------ Material shown
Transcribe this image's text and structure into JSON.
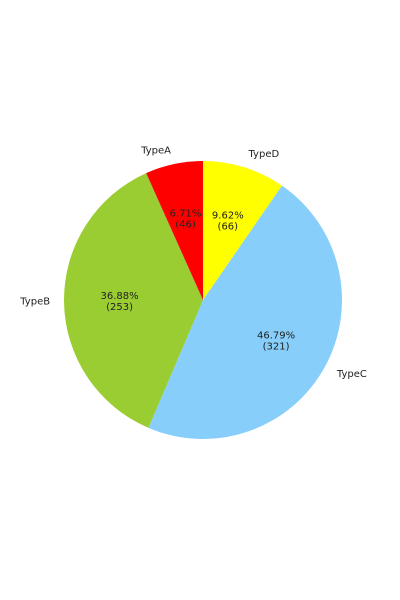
{
  "chart_data": {
    "type": "pie",
    "title": "",
    "start_angle_deg": 90,
    "direction": "clockwise",
    "slices": [
      {
        "label": "TypeD",
        "value": 66,
        "percent_text": "9.62%",
        "count_text": "(66)",
        "color": "#ffff00"
      },
      {
        "label": "TypeC",
        "value": 321,
        "percent_text": "46.79%",
        "count_text": "(321)",
        "color": "#87cefa"
      },
      {
        "label": "TypeB",
        "value": 253,
        "percent_text": "36.88%",
        "count_text": "(253)",
        "color": "#9acd32"
      },
      {
        "label": "TypeA",
        "value": 46,
        "percent_text": "6.71%",
        "count_text": "(46)",
        "color": "#ff0000"
      }
    ]
  }
}
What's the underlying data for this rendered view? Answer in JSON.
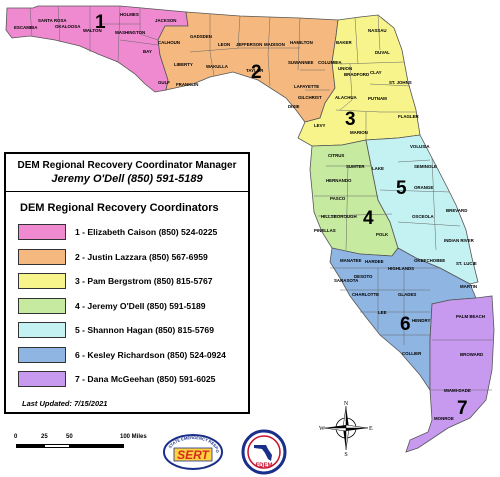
{
  "manager": {
    "title": "DEM Regional Recovery Coordinator Manager",
    "name": "Jeremy O'Dell (850) 591-5189"
  },
  "coordinators": {
    "title": "DEM Regional Recovery Coordinators",
    "items": [
      {
        "label": "1 - Elizabeth Caison (850) 524-0225",
        "color": "#ef8ad0"
      },
      {
        "label": "2 - Justin Lazzara (850) 567-6959",
        "color": "#f5b97f"
      },
      {
        "label": "3 - Pam Bergstrom (850) 815-5767",
        "color": "#f6f48a"
      },
      {
        "label": "4 - Jeremy O'Dell (850) 591-5189",
        "color": "#c6eaa0"
      },
      {
        "label": "5 - Shannon Hagan (850) 815-5769",
        "color": "#c4f2f2"
      },
      {
        "label": "6 - Kesley Richardson (850) 524-0924",
        "color": "#8fb5e3"
      },
      {
        "label": "7 - Dana McGeehan (850) 591-6025",
        "color": "#c79af0"
      }
    ]
  },
  "updated": "Last Updated: 7/15/2021",
  "region_numbers": [
    "1",
    "2",
    "3",
    "4",
    "5",
    "6",
    "7"
  ],
  "scale": {
    "labels": [
      "0",
      "25",
      "50",
      "100 Miles"
    ]
  },
  "compass": {
    "n": "N",
    "s": "S",
    "e": "E",
    "w": "W"
  },
  "logos": {
    "sert_main": "SERT",
    "sert_ring": "STATE EMERGENCY RESPONSE TEAM",
    "fdem": "FDEM"
  },
  "counties": {
    "escambia": "ESCAMBIA",
    "santa_rosa": "SANTA ROSA",
    "okaloosa": "OKALOOSA",
    "walton": "WALTON",
    "holmes": "HOLMES",
    "washington": "WASHINGTON",
    "jackson": "JACKSON",
    "bay": "BAY",
    "calhoun": "CALHOUN",
    "gulf": "GULF",
    "gadsden": "GADSDEN",
    "leon": "LEON",
    "jefferson": "JEFFERSON",
    "madison": "MADISON",
    "hamilton": "HAMILTON",
    "liberty": "LIBERTY",
    "wakulla": "WAKULLA",
    "taylor": "TAYLOR",
    "suwannee": "SUWANNEE",
    "franklin": "FRANKLIN",
    "lafayette": "LAFAYETTE",
    "dixie": "DIXIE",
    "gilchrist": "GILCHRIST",
    "columbia": "COLUMBIA",
    "baker": "BAKER",
    "nassau": "NASSAU",
    "duval": "DUVAL",
    "union": "UNION",
    "bradford": "BRADFORD",
    "clay": "CLAY",
    "st_johns": "ST. JOHNS",
    "alachua": "ALACHUA",
    "putnam": "PUTNAM",
    "flagler": "FLAGLER",
    "levy": "LEVY",
    "marion": "MARION",
    "volusia": "VOLUSIA",
    "citrus": "CITRUS",
    "sumter": "SUMTER",
    "lake": "LAKE",
    "seminole": "SEMINOLE",
    "hernando": "HERNANDO",
    "orange": "ORANGE",
    "pasco": "PASCO",
    "brevard": "BREVARD",
    "osceola": "OSCEOLA",
    "hillsborough": "HILLSBOROUGH",
    "pinellas": "PINELLAS",
    "polk": "POLK",
    "indian_river": "INDIAN RIVER",
    "manatee": "MANATEE",
    "hardee": "HARDEE",
    "okeechobee": "OKEECHOBEE",
    "st_lucie": "ST. LUCIE",
    "highlands": "HIGHLANDS",
    "sarasota": "SARASOTA",
    "desoto": "DESOTO",
    "martin": "MARTIN",
    "charlotte": "CHARLOTTE",
    "glades": "GLADES",
    "lee": "LEE",
    "hendry": "HENDRY",
    "palm_beach": "PALM BEACH",
    "collier": "COLLIER",
    "broward": "BROWARD",
    "miami_dade": "MIAMI-DADE",
    "monroe": "MONROE"
  }
}
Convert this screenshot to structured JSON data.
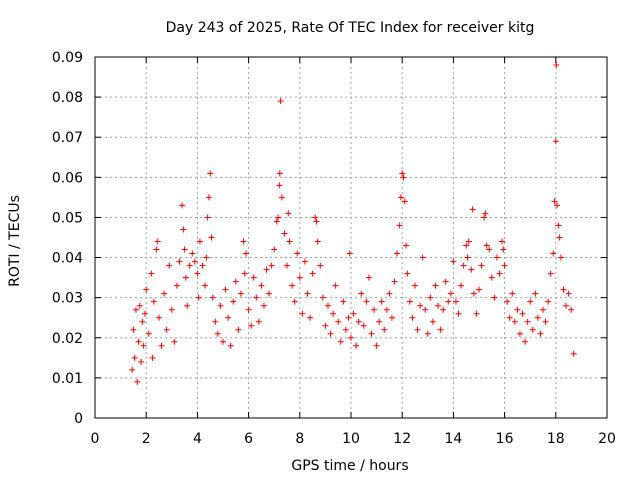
------------
• Problem requirements: Of the lines in the data, how many contain the word "value"? Provide the number and nothing further.

• Solution to the problem: 4